— Begin MATERIAL FOR THIS TASK —

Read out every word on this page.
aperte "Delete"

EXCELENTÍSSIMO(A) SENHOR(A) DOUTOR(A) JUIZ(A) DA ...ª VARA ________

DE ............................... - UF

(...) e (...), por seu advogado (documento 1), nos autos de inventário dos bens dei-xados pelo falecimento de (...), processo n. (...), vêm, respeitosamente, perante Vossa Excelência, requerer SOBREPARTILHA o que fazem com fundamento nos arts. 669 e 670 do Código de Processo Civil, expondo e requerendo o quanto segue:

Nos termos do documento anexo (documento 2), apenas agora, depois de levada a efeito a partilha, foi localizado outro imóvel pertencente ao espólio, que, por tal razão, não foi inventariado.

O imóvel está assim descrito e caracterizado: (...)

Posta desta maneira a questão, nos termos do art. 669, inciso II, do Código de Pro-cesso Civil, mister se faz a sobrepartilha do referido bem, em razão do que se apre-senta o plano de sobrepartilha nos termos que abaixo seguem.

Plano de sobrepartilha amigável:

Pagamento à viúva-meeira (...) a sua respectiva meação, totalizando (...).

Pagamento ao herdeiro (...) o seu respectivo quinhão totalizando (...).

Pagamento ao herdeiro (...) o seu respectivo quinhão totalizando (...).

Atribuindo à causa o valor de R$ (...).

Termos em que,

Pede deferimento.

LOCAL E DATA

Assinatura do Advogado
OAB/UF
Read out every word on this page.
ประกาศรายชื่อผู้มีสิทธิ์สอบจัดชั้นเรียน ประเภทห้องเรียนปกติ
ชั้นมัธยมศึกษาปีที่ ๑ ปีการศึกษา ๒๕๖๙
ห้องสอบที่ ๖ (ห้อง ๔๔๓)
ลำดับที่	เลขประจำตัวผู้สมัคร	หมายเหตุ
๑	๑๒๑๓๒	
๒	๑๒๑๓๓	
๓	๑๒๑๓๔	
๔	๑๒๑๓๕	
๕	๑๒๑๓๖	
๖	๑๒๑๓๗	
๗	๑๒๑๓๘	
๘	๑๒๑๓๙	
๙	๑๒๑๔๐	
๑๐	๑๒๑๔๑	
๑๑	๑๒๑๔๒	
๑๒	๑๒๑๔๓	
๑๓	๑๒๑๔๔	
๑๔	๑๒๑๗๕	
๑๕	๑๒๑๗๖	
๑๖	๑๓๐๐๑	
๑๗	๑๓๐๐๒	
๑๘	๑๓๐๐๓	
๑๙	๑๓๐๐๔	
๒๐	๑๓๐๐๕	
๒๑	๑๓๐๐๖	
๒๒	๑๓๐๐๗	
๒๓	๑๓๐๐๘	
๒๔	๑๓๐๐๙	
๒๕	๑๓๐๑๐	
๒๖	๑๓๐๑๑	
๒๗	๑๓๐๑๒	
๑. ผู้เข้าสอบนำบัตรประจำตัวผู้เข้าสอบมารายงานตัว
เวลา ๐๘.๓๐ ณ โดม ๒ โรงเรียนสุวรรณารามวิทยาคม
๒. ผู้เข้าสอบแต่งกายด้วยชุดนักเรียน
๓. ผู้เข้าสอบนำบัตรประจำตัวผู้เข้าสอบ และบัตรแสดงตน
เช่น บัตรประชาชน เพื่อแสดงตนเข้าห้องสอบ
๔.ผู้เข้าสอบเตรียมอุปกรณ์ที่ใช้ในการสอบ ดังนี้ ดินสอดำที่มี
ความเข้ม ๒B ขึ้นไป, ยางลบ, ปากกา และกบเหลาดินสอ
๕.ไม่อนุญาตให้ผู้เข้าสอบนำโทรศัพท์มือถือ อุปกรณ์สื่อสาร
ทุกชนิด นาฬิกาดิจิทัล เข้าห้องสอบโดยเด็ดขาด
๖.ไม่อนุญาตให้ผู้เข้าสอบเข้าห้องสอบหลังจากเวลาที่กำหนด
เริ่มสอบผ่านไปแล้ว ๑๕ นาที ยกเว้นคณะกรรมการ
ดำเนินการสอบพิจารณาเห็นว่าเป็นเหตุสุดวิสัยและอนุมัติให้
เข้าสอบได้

— End MATERIAL FOR THIS TASK —

WHAT THE TASK ASKS:
Every line above should be retyped exactly as given.

RESPONSE TO THIS TASK:
Read out every word on this page.
aperte "Delete"

EXCELENTÍSSIMO(A) SENHOR(A) DOUTOR(A) JUIZ(A) DA ...ª VARA ________

DE ............................... - UF

(...) e (...), por seu advogado (documento 1), nos autos de inventário dos bens dei-xados pelo falecimento de (...), processo n. (...), vêm, respeitosamente, perante Vossa Excelência, requerer SOBREPARTILHA o que fazem com fundamento nos arts. 669 e 670 do Código de Processo Civil, expondo e requerendo o quanto segue:

Nos termos do documento anexo (documento 2), apenas agora, depois de levada a efeito a partilha, foi localizado outro imóvel pertencente ao espólio, que, por tal razão, não foi inventariado.

O imóvel está assim descrito e caracterizado: (...)

Posta desta maneira a questão, nos termos do art. 669, inciso II, do Código de Pro-cesso Civil, mister se faz a sobrepartilha do referido bem, em razão do que se apre-senta o plano de sobrepartilha nos termos que abaixo seguem.

Plano de sobrepartilha amigável:

Pagamento à viúva-meeira (...) a sua respectiva meação, totalizando (...).

Pagamento ao herdeiro (...) o seu respectivo quinhão totalizando (...).

Pagamento ao herdeiro (...) o seu respectivo quinhão totalizando (...).

Atribuindo à causa o valor de R$ (...).

Termos em que,

Pede deferimento.

LOCAL E DATA

Assinatura do Advogado
OAB/UF
Read out every word on this page.
ประกาศรายชื่อผู้มีสิทธิ์สอบจัดชั้นเรียน ประเภทห้องเรียนปกติ
ชั้นมัธยมศึกษาปีที่ ๑ ปีการศึกษา ๒๕๖๙
ห้องสอบที่ ๖ (ห้อง ๔๔๓)
ลำดับที่	เลขประจำตัวผู้สมัคร	หมายเหตุ
๑	๑๒๑๓๒	
๒	๑๒๑๓๓	
๓	๑๒๑๓๔	
๔	๑๒๑๓๕	
๕	๑๒๑๓๖	
๖	๑๒๑๓๗	
๗	๑๒๑๓๘	
๘	๑๒๑๓๙	
๙	๑๒๑๔๐	
๑๐	๑๒๑๔๑	
๑๑	๑๒๑๔๒	
๑๒	๑๒๑๔๓	
๑๓	๑๒๑๔๔	
๑๔	๑๒๑๗๕	
๑๕	๑๒๑๗๖	
๑๖	๑๓๐๐๑	
๑๗	๑๓๐๐๒	
๑๘	๑๓๐๐๓	
๑๙	๑๓๐๐๔	
๒๐	๑๓๐๐๕	
๒๑	๑๓๐๐๖	
๒๒	๑๓๐๐๗	
๒๓	๑๓๐๐๘	
๒๔	๑๓๐๐๙	
๒๕	๑๓๐๑๐	
๒๖	๑๓๐๑๑	
๒๗	๑๓๐๑๒	
๑. ผู้เข้าสอบนำบัตรประจำตัวผู้เข้าสอบมารายงานตัว
เวลา ๐๘.๓๐ ณ โดม ๒ โรงเรียนสุวรรณารามวิทยาคม
๒. ผู้เข้าสอบแต่งกายด้วยชุดนักเรียน
๓. ผู้เข้าสอบนำบัตรประจำตัวผู้เข้าสอบ และบัตรแสดงตน
เช่น บัตรประชาชน เพื่อแสดงตนเข้าห้องสอบ
๔.ผู้เข้าสอบเตรียมอุปกรณ์ที่ใช้ในการสอบ ดังนี้ ดินสอดำที่มี
ความเข้ม ๒B ขึ้นไป, ยางลบ, ปากกา และกบเหลาดินสอ
๕.ไม่อนุญาตให้ผู้เข้าสอบนำโทรศัพท์มือถือ อุปกรณ์สื่อสาร
ทุกชนิด นาฬิกาดิจิทัล เข้าห้องสอบโดยเด็ดขาด
๖.ไม่อนุญาตให้ผู้เข้าสอบเข้าห้องสอบหลังจากเวลาที่กำหนด
เริ่มสอบผ่านไปแล้ว ๑๕ นาที ยกเว้นคณะกรรมการ
ดำเนินการสอบพิจารณาเห็นว่าเป็นเหตุสุดวิสัยและอนุมัติให้
เข้าสอบได้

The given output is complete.